WHAT THE TASK ASKS:
Extract every entry word for word.

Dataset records
────────────────

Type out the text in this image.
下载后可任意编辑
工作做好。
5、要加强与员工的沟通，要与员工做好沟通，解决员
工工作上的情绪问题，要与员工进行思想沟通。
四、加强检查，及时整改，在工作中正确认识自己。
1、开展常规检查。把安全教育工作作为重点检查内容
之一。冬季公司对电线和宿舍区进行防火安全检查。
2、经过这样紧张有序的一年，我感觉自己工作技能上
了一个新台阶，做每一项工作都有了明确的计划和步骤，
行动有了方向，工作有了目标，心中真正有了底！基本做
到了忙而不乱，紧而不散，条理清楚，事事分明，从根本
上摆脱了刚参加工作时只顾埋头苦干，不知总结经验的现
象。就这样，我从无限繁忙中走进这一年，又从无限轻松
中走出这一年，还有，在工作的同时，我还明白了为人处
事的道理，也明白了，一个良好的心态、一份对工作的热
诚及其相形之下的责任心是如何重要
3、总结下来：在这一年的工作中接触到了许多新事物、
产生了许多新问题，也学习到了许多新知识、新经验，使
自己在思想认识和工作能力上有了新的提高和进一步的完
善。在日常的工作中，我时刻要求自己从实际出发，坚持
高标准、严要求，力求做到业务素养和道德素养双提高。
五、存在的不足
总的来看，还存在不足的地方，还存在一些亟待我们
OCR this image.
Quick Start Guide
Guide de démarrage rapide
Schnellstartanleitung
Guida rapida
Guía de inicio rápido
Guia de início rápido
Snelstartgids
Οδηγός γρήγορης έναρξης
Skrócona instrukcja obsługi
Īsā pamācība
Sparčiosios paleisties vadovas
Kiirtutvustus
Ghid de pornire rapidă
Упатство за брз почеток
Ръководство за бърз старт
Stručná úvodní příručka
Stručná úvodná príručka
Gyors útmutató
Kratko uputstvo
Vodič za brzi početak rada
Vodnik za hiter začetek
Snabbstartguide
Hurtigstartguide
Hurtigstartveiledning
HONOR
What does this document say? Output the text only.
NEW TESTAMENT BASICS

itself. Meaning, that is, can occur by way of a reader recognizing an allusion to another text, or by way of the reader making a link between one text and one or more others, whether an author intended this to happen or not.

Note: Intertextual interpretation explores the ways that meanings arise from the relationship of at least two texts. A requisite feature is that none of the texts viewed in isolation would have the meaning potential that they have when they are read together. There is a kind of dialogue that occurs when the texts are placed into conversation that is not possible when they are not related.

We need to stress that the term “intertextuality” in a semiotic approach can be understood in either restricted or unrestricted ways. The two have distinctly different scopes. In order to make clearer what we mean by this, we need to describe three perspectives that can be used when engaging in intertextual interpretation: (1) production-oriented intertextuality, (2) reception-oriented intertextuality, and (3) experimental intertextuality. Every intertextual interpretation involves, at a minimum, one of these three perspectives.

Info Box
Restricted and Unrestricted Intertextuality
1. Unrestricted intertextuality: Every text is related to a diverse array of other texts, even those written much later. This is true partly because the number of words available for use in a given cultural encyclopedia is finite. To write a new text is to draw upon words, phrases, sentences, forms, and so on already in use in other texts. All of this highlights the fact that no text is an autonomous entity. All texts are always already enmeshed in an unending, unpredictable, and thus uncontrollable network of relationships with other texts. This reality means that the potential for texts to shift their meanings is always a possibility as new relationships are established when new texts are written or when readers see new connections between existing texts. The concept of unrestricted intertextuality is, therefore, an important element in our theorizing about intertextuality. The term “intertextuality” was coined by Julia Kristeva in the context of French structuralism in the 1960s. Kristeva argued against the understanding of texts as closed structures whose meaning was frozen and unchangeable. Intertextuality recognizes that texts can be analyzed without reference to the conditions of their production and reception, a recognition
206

────────────────

ANSWER FOR THIS EXERCISE:
Type out the text in this image.
下载后可任意编辑
工作做好。
5、要加强与员工的沟通，要与员工做好沟通，解决员
工工作上的情绪问题，要与员工进行思想沟通。
四、加强检查，及时整改，在工作中正确认识自己。
1、开展常规检查。把安全教育工作作为重点检查内容
之一。冬季公司对电线和宿舍区进行防火安全检查。
2、经过这样紧张有序的一年，我感觉自己工作技能上
了一个新台阶，做每一项工作都有了明确的计划和步骤，
行动有了方向，工作有了目标，心中真正有了底！基本做
到了忙而不乱，紧而不散，条理清楚，事事分明，从根本
上摆脱了刚参加工作时只顾埋头苦干，不知总结经验的现
象。就这样，我从无限繁忙中走进这一年，又从无限轻松
中走出这一年，还有，在工作的同时，我还明白了为人处
事的道理，也明白了，一个良好的心态、一份对工作的热
诚及其相形之下的责任心是如何重要
3、总结下来：在这一年的工作中接触到了许多新事物、
产生了许多新问题，也学习到了许多新知识、新经验，使
自己在思想认识和工作能力上有了新的提高和进一步的完
善。在日常的工作中，我时刻要求自己从实际出发，坚持
高标准、严要求，力求做到业务素养和道德素养双提高。
五、存在的不足
总的来看，还存在不足的地方，还存在一些亟待我们
OCR this image.
Quick Start Guide
Guide de démarrage rapide
Schnellstartanleitung
Guida rapida
Guía de inicio rápido
Guia de início rápido
Snelstartgids
Οδηγός γρήγορης έναρξης
Skrócona instrukcja obsługi
Īsā pamācība
Sparčiosios paleisties vadovas
Kiirtutvustus
Ghid de pornire rapidă
Упатство за брз почеток
Ръководство за бърз старт
Stručná úvodní příručka
Stručná úvodná príručka
Gyors útmutató
Kratko uputstvo
Vodič za brzi početak rada
Vodnik za hiter začetek
Snabbstartguide
Hurtigstartguide
Hurtigstartveiledning
HONOR
What does this document say? Output the text only.
NEW TESTAMENT BASICS

itself. Meaning, that is, can occur by way of a reader recognizing an allusion to another text, or by way of the reader making a link between one text and one or more others, whether an author intended this to happen or not.

Note: Intertextual interpretation explores the ways that meanings arise from the relationship of at least two texts. A requisite feature is that none of the texts viewed in isolation would have the meaning potential that they have when they are read together. There is a kind of dialogue that occurs when the texts are placed into conversation that is not possible when they are not related.

We need to stress that the term “intertextuality” in a semiotic approach can be understood in either restricted or unrestricted ways. The two have distinctly different scopes. In order to make clearer what we mean by this, we need to describe three perspectives that can be used when engaging in intertextual interpretation: (1) production-oriented intertextuality, (2) reception-oriented intertextuality, and (3) experimental intertextuality. Every intertextual interpretation involves, at a minimum, one of these three perspectives.

Info Box
Restricted and Unrestricted Intertextuality
1. Unrestricted intertextuality: Every text is related to a diverse array of other texts, even those written much later. This is true partly because the number of words available for use in a given cultural encyclopedia is finite. To write a new text is to draw upon words, phrases, sentences, forms, and so on already in use in other texts. All of this highlights the fact that no text is an autonomous entity. All texts are always already enmeshed in an unending, unpredictable, and thus uncontrollable network of relationships with other texts. This reality means that the potential for texts to shift their meanings is always a possibility as new relationships are established when new texts are written or when readers see new connections between existing texts. The concept of unrestricted intertextuality is, therefore, an important element in our theorizing about intertextuality. The term “intertextuality” was coined by Julia Kristeva in the context of French structuralism in the 1960s. Kristeva argued against the understanding of texts as closed structures whose meaning was frozen and unchangeable. Intertextuality recognizes that texts can be analyzed without reference to the conditions of their production and reception, a recognition
206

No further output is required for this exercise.